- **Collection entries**
"""
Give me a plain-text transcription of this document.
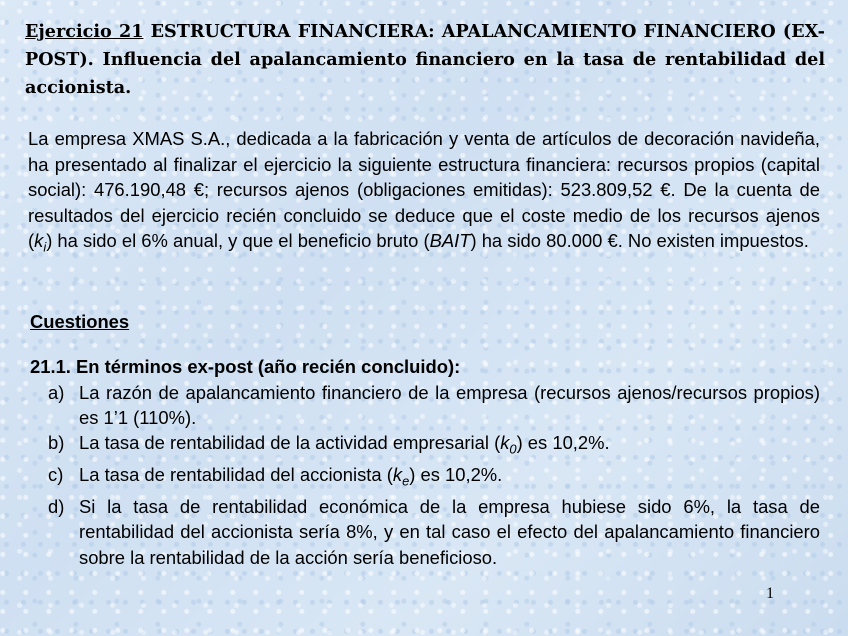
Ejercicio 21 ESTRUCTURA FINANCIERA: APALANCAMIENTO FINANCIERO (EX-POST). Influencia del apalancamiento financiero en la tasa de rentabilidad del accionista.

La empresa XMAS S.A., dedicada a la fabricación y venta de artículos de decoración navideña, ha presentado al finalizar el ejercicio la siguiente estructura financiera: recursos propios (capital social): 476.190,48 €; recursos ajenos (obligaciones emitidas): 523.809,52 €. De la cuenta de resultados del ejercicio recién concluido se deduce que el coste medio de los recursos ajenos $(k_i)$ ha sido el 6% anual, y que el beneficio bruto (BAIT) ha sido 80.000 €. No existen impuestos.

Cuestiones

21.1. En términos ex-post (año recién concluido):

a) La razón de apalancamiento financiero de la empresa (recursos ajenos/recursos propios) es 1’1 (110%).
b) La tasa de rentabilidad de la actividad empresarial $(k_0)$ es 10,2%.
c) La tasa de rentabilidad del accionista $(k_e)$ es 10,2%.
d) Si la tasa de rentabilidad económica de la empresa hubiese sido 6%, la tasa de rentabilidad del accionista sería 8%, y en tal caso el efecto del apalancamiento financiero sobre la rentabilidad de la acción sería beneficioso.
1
"""
"""
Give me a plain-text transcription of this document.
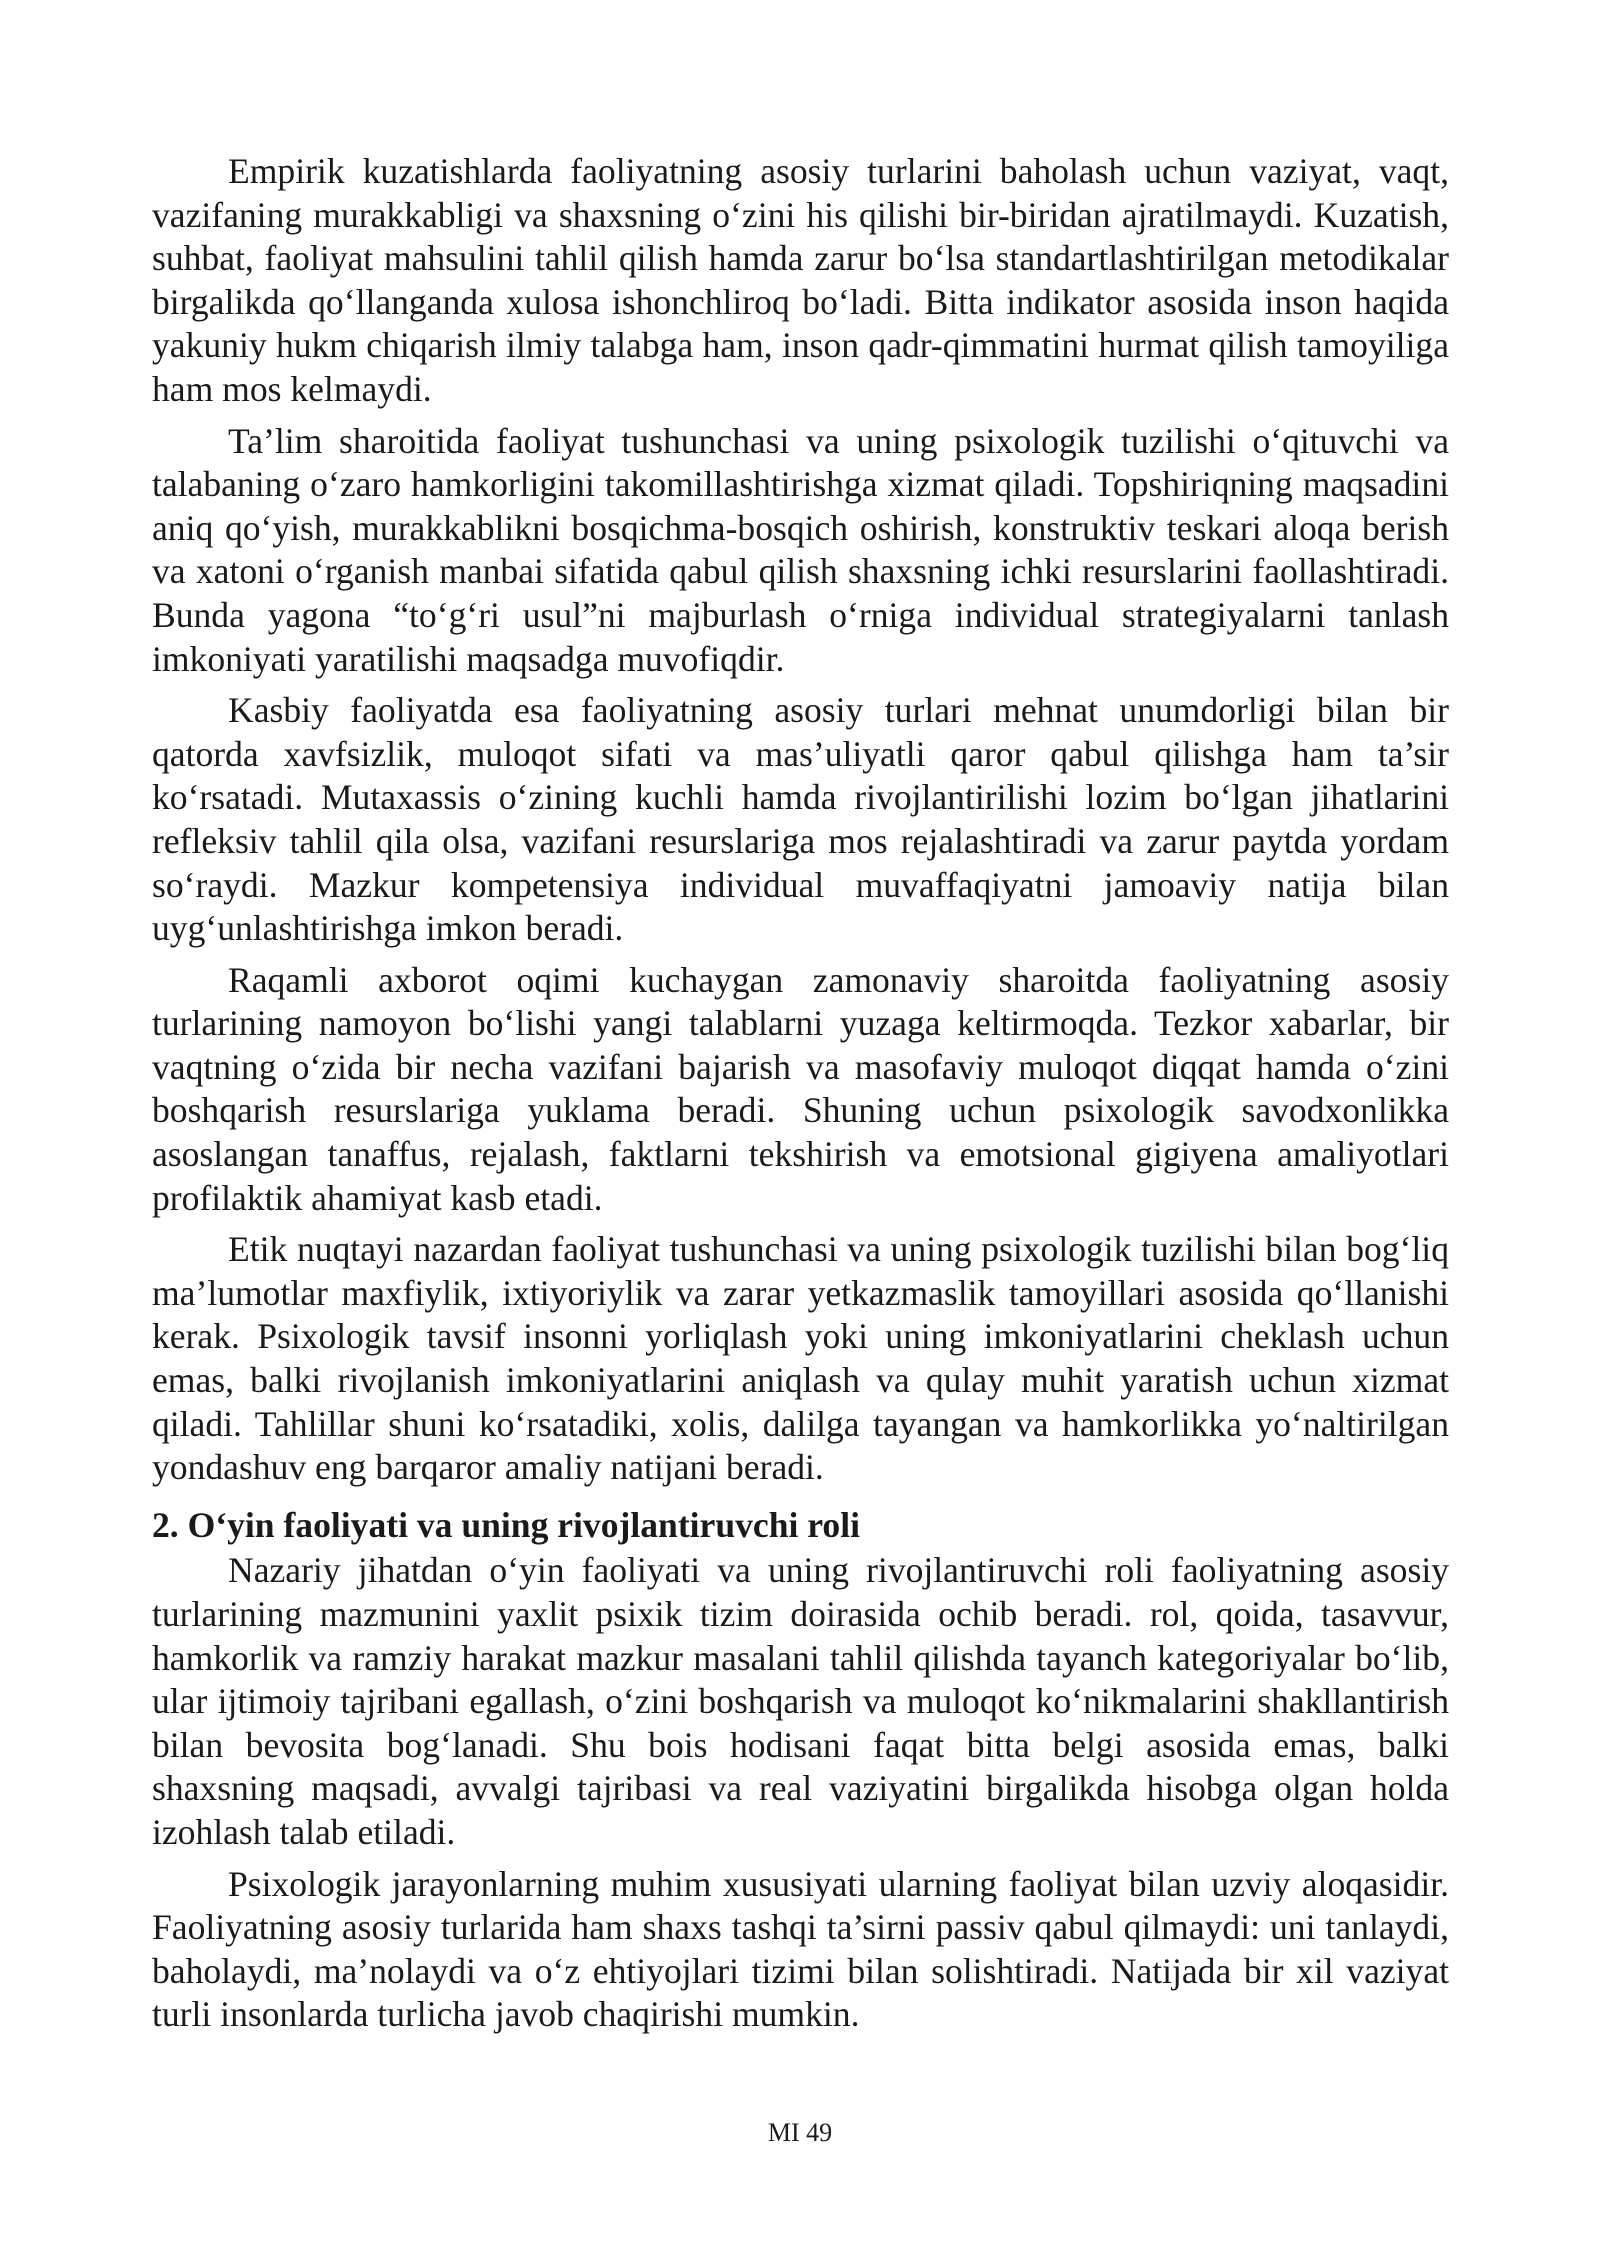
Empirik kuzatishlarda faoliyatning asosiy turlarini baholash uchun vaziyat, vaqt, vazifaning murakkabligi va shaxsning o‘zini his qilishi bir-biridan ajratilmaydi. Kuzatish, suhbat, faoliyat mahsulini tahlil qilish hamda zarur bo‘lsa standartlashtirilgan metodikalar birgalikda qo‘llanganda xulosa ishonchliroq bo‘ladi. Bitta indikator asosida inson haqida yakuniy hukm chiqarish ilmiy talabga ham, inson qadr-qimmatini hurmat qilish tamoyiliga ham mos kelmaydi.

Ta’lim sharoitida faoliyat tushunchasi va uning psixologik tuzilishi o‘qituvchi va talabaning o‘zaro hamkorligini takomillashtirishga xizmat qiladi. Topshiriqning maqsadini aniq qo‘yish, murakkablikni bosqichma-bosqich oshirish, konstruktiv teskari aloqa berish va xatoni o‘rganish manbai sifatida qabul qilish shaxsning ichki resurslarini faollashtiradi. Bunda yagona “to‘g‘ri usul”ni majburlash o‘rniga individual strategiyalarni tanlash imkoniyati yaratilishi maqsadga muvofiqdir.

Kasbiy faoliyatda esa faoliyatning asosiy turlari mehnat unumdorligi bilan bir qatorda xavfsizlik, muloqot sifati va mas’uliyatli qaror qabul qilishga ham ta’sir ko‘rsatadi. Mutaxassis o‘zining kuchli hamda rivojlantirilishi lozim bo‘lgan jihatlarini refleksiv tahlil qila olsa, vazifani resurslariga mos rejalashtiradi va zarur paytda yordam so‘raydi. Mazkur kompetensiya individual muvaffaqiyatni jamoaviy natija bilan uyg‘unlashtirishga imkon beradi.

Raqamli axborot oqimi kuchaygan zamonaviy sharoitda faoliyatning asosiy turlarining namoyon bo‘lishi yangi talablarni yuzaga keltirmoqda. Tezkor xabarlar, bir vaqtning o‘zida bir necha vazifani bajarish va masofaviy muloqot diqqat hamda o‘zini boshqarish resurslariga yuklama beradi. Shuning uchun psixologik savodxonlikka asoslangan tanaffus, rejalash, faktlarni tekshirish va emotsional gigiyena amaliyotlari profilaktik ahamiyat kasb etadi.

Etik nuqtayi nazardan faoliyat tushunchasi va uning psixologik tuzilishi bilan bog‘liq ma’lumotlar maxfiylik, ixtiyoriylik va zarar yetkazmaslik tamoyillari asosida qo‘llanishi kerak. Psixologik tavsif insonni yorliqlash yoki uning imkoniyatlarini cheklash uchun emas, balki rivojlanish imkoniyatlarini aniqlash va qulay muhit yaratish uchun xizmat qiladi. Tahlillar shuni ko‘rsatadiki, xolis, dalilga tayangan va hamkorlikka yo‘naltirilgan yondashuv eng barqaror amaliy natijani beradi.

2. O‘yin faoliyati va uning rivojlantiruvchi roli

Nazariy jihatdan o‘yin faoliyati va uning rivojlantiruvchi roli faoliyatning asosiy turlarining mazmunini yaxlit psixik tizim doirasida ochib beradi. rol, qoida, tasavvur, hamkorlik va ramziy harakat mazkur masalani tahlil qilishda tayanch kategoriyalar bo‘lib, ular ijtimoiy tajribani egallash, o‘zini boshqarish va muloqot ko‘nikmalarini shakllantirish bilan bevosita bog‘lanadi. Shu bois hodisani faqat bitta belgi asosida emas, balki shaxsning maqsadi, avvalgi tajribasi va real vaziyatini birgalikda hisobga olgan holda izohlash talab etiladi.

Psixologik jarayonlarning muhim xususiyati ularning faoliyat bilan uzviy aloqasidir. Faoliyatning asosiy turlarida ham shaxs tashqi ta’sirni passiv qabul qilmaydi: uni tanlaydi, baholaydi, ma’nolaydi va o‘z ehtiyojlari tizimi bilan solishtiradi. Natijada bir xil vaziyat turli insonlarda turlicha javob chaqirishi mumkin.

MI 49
"""
- **Task description**
From the listing, copy each line containing the word "rentabilidad".

- **Answer for the task**
Ejercicio 21 ESTRUCTURA FINANCIERA: APALANCAMIENTO FINANCIERO (EX-POST). Influencia del apalancamiento financiero en la tasa de rentabilidad del accionista.
b) La tasa de rentabilidad de la actividad empresarial $(k_0)$ es 10,2%.
c) La tasa de rentabilidad del accionista $(k_e)$ es 10,2%.
d) Si la tasa de rentabilidad económica de la empresa hubiese sido 6%, la tasa de rentabilidad del accionista sería 8%, y en tal caso el efecto del apalancamiento financiero sobre la rentabilidad de la acción sería beneficioso.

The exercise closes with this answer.